▶ GOAL
Copy the records below exactly as they appear.

* Begin RECORD SET *

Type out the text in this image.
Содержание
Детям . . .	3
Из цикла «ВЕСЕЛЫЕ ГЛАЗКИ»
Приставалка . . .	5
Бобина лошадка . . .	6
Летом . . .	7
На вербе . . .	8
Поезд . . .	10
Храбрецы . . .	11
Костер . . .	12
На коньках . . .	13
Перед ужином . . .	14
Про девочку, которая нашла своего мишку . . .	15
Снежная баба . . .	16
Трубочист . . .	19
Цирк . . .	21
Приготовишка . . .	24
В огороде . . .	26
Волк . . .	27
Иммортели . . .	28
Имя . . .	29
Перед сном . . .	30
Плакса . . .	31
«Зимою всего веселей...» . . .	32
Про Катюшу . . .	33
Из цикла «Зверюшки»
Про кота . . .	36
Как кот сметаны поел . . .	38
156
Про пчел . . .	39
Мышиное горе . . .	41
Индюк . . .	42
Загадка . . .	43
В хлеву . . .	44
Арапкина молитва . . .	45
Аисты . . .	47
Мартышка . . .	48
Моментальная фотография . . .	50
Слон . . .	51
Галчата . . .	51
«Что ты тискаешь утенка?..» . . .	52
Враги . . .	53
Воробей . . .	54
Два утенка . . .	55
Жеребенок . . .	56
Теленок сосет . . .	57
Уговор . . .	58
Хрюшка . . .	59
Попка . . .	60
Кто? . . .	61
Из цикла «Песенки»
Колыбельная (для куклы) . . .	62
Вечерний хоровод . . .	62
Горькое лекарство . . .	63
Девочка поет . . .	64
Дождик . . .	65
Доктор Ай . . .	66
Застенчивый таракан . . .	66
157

* End RECORD SET *

▶ TASK OUTPUT
Type out the text in this image.
Содержание
Детям . . .	3
Из цикла «ВЕСЕЛЫЕ ГЛАЗКИ»
Приставалка . . .	5
Бобина лошадка . . .	6
Летом . . .	7
На вербе . . .	8
Поезд . . .	10
Храбрецы . . .	11
Костер . . .	12
На коньках . . .	13
Перед ужином . . .	14
Про девочку, которая нашла своего мишку . . .	15
Снежная баба . . .	16
Трубочист . . .	19
Цирк . . .	21
Приготовишка . . .	24
В огороде . . .	26
Волк . . .	27
Иммортели . . .	28
Имя . . .	29
Перед сном . . .	30
Плакса . . .	31
«Зимою всего веселей...» . . .	32
Про Катюшу . . .	33
Из цикла «Зверюшки»
Про кота . . .	36
Как кот сметаны поел . . .	38
156
Про пчел . . .	39
Мышиное горе . . .	41
Индюк . . .	42
Загадка . . .	43
В хлеву . . .	44
Арапкина молитва . . .	45
Аисты . . .	47
Мартышка . . .	48
Моментальная фотография . . .	50
Слон . . .	51
Галчата . . .	51
«Что ты тискаешь утенка?..» . . .	52
Враги . . .	53
Воробей . . .	54
Два утенка . . .	55
Жеребенок . . .	56
Теленок сосет . . .	57
Уговор . . .	58
Хрюшка . . .	59
Попка . . .	60
Кто? . . .	61
Из цикла «Песенки»
Колыбельная (для куклы) . . .	62
Вечерний хоровод . . .	62
Горькое лекарство . . .	63
Девочка поет . . .	64
Дождик . . .	65
Доктор Ай . . .	66
Застенчивый таракан . . .	66
157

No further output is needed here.